*TEXT SHOWN*
== == ==
When the jobstore isn't on a path available on all nodes, give a better error message
Hello,
I've pip install toil[cwl] (v3.8) and created toy example files echo-job.cwl and echo-job.yml:
cwlVersion: v1.0
class: CommandLineTool
baseCommand: echo
stdout: output.txt
inputs:
message:
type: string
inputBinding:
position: 1
outputs:
output:
type: stdout
message: Hello world!
submitted this CWL workflow to
- single machine
cwltoil echo-job.cwl echo-job.yml --workDir $(pwd) # OK, written output.txt file
- SGE cluster
cwltoil --batchSystem sge --maxCores 2 --maxMemory 1G --disableCaching --workDir $(pwd) echo-job.cwl echo-job.yml
jobs fail, no output.txt file
Traceback (most recent call last):
File "/home/arnikz/miniconda2/envs/toil/bin/_toil_worker", line 11, in <module>
sys.exit(main())
File "/home/arnikz/miniconda2/envs/toil/lib/python2.7/site-packages/toil/worker.py", line 103, in main
jobStore = Toil.resumeJobStore(jobStoreLocator)
File "/home/arnikz/miniconda2/envs/toil/lib/python2.7/site-packages/toil/common.py", line 772, in resumeJobStore
jobStore.resume()
File "/home/arnikz/miniconda2/envs/toil/lib/python2.7/site-packages/toil/jobStores/fileJobStore.py", line 77, in resume
raise NoSuchJobStoreException(self.jobStoreDir)
toil.jobStores.abstractJobStore.NoSuchJobStoreException: The job store '/tmp/tmpyxJBKg' does not exist, so there is nothing to restart
- SLURM cluster
cwltoil --batchSystem slurm --maxCores 2 --maxMemory 1G --disableCaching --workDir $(pwd) echo-job.cwl echo-job.yml
jobs fail but written (non-empty) output.txt file
Traceback (most recent call last):
File "/home/arnikz/miniconda2/envs/toil/bin/_toil_worker", line 11, in <module>
sys.exit(main())
== == ==
Data listing:
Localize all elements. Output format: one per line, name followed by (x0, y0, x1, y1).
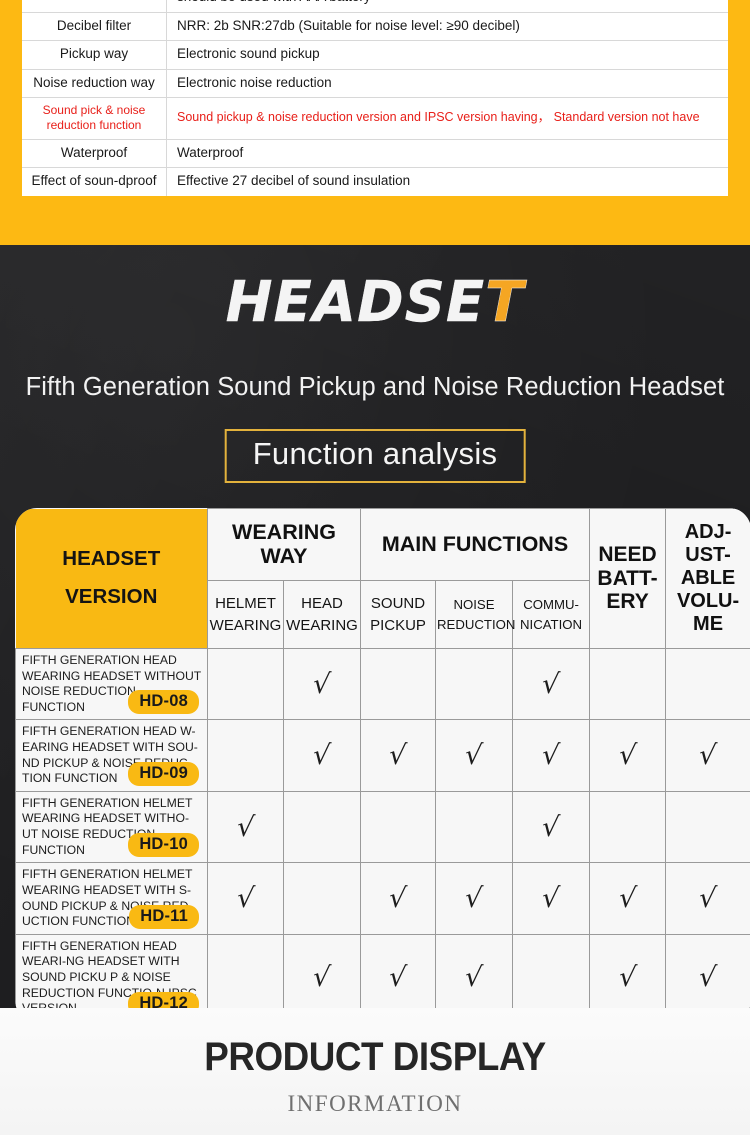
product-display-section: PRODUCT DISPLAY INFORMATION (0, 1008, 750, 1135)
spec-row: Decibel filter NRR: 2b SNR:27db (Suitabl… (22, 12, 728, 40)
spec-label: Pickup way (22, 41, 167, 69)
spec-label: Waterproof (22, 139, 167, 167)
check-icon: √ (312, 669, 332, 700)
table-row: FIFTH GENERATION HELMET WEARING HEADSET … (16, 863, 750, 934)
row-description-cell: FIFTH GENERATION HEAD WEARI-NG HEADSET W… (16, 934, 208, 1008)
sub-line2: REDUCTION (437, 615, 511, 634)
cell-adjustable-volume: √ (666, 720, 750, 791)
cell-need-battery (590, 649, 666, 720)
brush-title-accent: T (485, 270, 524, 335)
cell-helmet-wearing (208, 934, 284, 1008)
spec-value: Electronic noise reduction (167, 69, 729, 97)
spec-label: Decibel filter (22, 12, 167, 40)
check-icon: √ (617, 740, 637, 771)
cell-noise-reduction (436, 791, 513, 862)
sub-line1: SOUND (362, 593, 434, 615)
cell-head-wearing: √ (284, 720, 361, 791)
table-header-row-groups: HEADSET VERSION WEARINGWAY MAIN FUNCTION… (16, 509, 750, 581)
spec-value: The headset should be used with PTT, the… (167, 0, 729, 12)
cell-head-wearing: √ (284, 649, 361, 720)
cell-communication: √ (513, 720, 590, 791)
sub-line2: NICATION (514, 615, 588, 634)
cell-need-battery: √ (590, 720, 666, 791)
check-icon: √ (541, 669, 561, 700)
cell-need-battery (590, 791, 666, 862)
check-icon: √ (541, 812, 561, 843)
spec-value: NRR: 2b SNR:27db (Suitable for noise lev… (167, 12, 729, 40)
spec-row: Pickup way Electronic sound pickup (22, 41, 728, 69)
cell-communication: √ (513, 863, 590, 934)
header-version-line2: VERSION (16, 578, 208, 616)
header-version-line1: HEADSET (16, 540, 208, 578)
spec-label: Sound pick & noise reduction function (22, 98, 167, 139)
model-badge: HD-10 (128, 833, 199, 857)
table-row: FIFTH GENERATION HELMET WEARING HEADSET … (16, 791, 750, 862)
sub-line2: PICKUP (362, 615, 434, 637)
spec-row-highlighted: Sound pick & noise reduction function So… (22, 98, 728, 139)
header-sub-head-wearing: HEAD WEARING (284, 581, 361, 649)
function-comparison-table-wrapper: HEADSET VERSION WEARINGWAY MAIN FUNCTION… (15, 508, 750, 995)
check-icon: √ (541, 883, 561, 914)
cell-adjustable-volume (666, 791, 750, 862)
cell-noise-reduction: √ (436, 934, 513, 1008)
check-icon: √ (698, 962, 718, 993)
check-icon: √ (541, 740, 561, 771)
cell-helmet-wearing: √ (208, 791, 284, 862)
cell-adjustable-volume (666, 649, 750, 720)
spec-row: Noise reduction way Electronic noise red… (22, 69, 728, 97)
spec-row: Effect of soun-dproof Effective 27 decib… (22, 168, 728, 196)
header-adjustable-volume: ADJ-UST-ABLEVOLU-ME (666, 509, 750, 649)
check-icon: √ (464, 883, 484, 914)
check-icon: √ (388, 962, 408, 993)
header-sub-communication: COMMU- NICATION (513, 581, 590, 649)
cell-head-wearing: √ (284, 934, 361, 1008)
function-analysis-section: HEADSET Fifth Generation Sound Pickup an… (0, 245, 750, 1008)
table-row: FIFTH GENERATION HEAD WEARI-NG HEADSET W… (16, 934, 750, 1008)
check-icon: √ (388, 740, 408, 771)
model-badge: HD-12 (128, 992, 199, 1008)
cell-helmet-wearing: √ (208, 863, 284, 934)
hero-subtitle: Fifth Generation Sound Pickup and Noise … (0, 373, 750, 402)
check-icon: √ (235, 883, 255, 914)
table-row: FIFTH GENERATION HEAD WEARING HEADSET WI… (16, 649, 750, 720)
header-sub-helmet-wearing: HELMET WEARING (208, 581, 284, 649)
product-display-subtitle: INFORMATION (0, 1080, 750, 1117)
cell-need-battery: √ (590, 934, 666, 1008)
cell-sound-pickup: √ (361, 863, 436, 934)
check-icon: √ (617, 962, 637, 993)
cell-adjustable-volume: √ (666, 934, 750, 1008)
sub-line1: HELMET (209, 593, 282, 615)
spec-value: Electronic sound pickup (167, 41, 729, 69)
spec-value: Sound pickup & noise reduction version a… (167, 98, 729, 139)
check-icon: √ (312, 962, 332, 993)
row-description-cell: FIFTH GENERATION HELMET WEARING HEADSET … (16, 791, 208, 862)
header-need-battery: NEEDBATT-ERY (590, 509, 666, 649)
== == ==
*LIST OF TASKS*
[1] Can you print the part of the Toil job store issue starting at "submitted this CWL" and ending at "jobStore.resume()", word for word?
[2] In the records, could you replace "spec-label" with "spec-name" in the lines starting at the one containing "product-display-section: PRODUCT DISPLAY" and ending at the one containing "cell-head-wearing: √ (284, 649, 361, 720)", and return only those lines with nothing else altered?
The records have no connection to the text that precedes them.

*RESULTS OF THE TASKS*
[1]
submitted this CWL workflow to
- single machine
cwltoil echo-job.cwl echo-job.yml --workDir $(pwd) # OK, written output.txt file
- SGE cluster
cwltoil --batchSystem sge --maxCores 2 --maxMemory 1G --disableCaching --workDir $(pwd) echo-job.cwl echo-job.yml
jobs fail, no output.txt file
Traceback (most recent call last):
File "/home/arnikz/miniconda2/envs/toil/bin/_toil_worker", line 11, in <module>
sys.exit(main())
File "/home/arnikz/miniconda2/envs/toil/lib/python2.7/site-packages/toil/worker.py", line 103, in main
jobStore = Toil.resumeJobStore(jobStoreLocator)
File "/home/arnikz/miniconda2/envs/toil/lib/python2.7/site-packages/toil/common.py", line 772, in resumeJobStore
jobStore.resume()

[2]
product-display-section: PRODUCT DISPLAY INFORMATION (0, 1008, 750, 1135)
spec-row: Decibel filter NRR: 2b SNR:27db (Suitabl… (22, 12, 728, 40)
spec-name: Pickup way (22, 41, 167, 69)
spec-name: Waterproof (22, 139, 167, 167)
check-icon: √ (312, 669, 332, 700)
table-row: FIFTH GENERATION HELMET WEARING HEADSET … (16, 863, 750, 934)
row-description-cell: FIFTH GENERATION HEAD WEARI-NG HEADSET W… (16, 934, 208, 1008)
sub-line2: REDUCTION (437, 615, 511, 634)
cell-adjustable-volume: √ (666, 720, 750, 791)
cell-need-battery (590, 649, 666, 720)
brush-title-accent: T (485, 270, 524, 335)
cell-helmet-wearing (208, 934, 284, 1008)
spec-value: Electronic noise reduction (167, 69, 729, 97)
spec-name: Decibel filter (22, 12, 167, 40)
check-icon: √ (617, 740, 637, 771)
cell-noise-reduction (436, 791, 513, 862)
sub-line1: SOUND (362, 593, 434, 615)
cell-head-wearing: √ (284, 720, 361, 791)
table-header-row-groups: HEADSET VERSION WEARINGWAY MAIN FUNCTION… (16, 509, 750, 581)
spec-value: The headset should be used with PTT, the… (167, 0, 729, 12)
cell-head-wearing: √ (284, 649, 361, 720)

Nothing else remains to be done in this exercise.